**Work to complete**
Select every line below containing the word "este".

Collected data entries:
·····

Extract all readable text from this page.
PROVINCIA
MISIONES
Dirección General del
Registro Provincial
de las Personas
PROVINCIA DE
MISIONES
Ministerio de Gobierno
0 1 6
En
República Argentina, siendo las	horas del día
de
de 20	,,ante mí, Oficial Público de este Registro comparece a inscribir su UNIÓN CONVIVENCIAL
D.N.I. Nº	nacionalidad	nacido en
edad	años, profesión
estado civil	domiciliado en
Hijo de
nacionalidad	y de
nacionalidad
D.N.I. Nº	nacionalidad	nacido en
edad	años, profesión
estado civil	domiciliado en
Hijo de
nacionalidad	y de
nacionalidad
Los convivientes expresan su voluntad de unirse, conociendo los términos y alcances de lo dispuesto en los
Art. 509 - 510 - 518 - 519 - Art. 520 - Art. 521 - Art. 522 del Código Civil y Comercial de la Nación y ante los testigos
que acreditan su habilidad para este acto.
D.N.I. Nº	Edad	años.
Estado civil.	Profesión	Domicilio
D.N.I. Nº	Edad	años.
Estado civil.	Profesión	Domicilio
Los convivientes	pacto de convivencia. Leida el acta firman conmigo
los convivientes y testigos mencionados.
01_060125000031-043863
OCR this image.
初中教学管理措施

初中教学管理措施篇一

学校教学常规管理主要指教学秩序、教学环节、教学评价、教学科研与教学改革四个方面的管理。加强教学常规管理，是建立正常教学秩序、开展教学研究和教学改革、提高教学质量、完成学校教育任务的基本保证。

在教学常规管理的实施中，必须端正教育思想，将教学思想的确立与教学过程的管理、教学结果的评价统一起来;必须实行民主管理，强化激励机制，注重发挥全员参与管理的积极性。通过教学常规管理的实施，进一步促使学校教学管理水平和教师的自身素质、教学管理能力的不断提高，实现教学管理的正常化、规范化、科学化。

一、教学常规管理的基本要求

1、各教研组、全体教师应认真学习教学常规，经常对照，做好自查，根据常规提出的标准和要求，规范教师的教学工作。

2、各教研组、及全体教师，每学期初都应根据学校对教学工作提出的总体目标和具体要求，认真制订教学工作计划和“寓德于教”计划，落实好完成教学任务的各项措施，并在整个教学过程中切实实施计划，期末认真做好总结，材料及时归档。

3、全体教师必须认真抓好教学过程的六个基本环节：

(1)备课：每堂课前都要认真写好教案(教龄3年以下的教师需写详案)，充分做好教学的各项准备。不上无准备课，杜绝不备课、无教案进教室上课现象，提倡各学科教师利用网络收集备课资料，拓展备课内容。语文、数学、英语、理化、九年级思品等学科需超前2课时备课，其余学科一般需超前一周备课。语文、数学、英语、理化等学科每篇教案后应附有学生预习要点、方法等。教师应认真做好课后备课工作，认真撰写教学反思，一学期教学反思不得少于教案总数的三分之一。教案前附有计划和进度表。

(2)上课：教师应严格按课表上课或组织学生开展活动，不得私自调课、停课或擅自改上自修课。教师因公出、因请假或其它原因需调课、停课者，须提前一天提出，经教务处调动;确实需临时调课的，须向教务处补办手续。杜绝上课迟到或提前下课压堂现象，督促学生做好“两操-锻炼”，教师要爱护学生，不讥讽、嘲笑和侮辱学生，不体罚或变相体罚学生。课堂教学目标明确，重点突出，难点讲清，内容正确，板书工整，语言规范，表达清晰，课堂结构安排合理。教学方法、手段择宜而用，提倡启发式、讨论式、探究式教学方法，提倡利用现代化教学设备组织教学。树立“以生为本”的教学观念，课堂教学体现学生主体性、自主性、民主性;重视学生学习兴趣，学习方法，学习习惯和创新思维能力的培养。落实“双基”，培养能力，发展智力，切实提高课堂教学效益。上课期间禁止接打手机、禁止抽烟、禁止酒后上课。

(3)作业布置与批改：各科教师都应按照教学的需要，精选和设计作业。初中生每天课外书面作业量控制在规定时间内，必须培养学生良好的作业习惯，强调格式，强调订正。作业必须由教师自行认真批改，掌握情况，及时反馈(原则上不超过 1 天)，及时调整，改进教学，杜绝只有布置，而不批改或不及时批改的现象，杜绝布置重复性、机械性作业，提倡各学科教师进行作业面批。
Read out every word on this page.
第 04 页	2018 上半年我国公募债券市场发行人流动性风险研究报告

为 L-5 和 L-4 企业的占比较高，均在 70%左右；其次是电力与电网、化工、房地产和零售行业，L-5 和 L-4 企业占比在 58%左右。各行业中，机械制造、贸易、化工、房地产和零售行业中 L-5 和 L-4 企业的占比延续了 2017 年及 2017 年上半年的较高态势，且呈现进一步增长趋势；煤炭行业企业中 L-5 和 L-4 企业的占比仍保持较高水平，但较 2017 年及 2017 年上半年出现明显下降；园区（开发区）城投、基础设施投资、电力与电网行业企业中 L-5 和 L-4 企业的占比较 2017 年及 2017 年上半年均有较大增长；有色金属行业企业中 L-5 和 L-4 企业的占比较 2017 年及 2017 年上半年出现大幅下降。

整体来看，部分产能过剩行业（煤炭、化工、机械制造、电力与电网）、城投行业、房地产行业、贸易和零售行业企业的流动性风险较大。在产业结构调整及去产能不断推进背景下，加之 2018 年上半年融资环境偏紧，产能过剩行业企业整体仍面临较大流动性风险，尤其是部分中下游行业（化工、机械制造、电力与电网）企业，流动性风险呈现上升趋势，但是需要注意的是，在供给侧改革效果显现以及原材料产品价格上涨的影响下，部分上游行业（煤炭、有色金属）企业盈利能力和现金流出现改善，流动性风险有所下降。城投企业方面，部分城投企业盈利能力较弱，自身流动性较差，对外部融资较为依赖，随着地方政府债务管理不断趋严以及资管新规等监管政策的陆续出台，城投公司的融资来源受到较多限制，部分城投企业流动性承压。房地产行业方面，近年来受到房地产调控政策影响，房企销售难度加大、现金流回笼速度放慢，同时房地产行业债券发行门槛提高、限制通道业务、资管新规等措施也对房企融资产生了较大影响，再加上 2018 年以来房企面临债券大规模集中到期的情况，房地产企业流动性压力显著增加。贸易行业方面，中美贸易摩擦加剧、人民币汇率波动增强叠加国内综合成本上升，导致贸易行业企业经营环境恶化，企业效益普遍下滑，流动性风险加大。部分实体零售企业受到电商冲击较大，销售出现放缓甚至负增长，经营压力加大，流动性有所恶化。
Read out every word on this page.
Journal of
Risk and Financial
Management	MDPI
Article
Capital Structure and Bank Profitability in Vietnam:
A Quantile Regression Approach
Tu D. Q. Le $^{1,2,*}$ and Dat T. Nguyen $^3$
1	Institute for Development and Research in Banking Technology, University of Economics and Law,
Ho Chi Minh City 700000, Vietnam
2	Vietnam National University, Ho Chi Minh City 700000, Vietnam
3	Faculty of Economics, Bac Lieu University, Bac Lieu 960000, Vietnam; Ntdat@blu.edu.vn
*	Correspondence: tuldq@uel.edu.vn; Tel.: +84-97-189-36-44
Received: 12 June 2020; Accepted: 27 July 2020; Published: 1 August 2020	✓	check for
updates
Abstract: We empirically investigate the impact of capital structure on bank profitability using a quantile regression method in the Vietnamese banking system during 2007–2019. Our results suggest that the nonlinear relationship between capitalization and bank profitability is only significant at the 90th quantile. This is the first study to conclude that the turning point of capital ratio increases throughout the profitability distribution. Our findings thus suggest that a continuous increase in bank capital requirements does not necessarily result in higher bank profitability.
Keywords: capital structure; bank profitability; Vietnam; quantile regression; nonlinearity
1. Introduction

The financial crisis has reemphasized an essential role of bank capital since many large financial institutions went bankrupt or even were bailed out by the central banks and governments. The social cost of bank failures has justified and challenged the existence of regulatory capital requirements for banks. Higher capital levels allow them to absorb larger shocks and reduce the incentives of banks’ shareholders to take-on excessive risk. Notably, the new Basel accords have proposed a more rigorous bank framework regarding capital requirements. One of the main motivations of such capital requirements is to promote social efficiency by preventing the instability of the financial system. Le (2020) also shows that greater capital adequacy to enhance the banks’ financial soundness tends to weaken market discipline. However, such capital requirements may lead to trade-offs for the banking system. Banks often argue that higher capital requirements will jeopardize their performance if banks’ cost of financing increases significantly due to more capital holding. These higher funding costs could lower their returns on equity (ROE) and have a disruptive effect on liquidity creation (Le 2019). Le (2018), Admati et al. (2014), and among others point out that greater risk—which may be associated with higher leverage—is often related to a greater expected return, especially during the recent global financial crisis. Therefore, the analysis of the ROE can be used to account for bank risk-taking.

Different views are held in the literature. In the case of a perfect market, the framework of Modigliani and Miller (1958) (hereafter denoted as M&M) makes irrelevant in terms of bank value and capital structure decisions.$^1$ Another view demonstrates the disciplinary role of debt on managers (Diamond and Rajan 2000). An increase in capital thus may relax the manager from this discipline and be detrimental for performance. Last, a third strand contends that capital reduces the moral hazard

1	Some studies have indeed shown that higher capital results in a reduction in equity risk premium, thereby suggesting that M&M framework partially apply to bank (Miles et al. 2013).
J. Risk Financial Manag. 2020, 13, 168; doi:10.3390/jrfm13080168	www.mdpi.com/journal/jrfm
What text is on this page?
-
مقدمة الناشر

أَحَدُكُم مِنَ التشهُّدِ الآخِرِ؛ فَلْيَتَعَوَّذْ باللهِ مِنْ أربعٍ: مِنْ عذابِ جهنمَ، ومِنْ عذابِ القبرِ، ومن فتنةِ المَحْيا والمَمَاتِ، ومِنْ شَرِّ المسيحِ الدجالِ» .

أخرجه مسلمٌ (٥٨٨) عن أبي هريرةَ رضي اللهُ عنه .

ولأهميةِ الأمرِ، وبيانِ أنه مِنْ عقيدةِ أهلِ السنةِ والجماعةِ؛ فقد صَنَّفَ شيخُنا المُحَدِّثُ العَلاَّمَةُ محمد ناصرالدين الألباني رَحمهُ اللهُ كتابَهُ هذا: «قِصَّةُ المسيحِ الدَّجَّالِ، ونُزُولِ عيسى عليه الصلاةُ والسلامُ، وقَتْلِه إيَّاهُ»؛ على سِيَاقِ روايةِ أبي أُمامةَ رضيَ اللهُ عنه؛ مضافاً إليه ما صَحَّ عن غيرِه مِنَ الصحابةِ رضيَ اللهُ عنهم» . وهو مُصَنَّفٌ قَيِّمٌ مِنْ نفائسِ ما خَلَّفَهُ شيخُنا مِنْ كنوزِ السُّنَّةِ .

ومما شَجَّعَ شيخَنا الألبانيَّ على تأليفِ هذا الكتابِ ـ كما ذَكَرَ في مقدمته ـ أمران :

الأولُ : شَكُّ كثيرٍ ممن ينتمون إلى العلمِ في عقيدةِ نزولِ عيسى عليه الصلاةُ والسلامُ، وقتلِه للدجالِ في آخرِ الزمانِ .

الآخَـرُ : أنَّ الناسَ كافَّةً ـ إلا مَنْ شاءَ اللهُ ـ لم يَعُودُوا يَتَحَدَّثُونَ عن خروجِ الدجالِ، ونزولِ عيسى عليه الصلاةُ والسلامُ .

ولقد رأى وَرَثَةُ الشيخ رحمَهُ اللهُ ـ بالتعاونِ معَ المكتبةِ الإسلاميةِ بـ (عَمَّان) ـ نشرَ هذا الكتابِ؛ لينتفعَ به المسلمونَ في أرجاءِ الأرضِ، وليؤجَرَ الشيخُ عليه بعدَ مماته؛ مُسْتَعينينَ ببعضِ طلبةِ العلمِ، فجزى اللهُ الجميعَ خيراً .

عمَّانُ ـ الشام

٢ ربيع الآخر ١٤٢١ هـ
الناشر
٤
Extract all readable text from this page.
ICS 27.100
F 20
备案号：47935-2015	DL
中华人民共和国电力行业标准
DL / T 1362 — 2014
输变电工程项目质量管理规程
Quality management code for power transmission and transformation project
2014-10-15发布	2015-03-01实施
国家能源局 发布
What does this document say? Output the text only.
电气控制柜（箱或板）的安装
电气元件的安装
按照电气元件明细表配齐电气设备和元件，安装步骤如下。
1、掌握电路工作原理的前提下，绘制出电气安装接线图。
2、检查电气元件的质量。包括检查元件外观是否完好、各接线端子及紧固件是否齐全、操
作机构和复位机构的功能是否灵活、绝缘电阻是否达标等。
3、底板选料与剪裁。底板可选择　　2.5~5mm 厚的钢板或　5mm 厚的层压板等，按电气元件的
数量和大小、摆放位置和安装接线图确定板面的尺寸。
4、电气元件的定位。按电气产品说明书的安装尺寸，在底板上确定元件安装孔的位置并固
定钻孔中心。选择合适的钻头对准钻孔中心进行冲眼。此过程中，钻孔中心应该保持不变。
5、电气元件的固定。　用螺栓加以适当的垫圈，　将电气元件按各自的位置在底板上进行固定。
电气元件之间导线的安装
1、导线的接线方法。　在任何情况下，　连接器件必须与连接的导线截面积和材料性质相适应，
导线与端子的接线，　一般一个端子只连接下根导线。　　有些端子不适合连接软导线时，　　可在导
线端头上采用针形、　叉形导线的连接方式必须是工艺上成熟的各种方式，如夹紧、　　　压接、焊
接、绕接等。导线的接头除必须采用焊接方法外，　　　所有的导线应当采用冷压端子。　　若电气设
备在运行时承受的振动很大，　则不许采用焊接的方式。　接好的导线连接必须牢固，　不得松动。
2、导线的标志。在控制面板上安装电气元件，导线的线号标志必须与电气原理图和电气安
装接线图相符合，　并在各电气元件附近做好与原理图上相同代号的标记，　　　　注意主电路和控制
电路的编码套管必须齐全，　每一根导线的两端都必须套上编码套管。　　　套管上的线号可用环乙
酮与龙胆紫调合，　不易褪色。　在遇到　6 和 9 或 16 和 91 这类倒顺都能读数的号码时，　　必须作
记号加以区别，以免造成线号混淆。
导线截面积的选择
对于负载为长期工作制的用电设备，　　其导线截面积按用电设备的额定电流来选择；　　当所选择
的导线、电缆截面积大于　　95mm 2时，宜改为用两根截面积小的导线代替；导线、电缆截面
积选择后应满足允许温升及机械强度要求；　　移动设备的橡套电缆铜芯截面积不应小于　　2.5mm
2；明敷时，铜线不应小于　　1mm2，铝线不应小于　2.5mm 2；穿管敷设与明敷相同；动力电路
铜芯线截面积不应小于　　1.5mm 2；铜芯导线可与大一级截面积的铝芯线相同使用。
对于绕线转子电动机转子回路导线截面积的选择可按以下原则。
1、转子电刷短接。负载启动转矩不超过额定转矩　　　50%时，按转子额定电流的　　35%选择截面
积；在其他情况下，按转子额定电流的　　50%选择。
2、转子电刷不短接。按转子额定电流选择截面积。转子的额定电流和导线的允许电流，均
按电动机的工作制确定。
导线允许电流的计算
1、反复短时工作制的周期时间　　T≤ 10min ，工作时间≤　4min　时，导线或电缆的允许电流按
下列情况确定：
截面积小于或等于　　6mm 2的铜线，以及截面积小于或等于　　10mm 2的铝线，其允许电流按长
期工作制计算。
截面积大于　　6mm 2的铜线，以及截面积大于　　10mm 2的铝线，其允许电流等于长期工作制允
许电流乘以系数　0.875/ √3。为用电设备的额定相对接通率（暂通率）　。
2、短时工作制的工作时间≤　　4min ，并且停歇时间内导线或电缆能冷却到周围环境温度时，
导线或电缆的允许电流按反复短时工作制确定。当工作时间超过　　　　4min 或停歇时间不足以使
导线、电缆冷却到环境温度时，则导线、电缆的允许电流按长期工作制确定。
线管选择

·····

**Output below**
de 20	,,ante mí, Oficial Público de este Registro comparece a inscribir su UNIÓN CONVIVENCIAL
que acreditan su habilidad para este acto.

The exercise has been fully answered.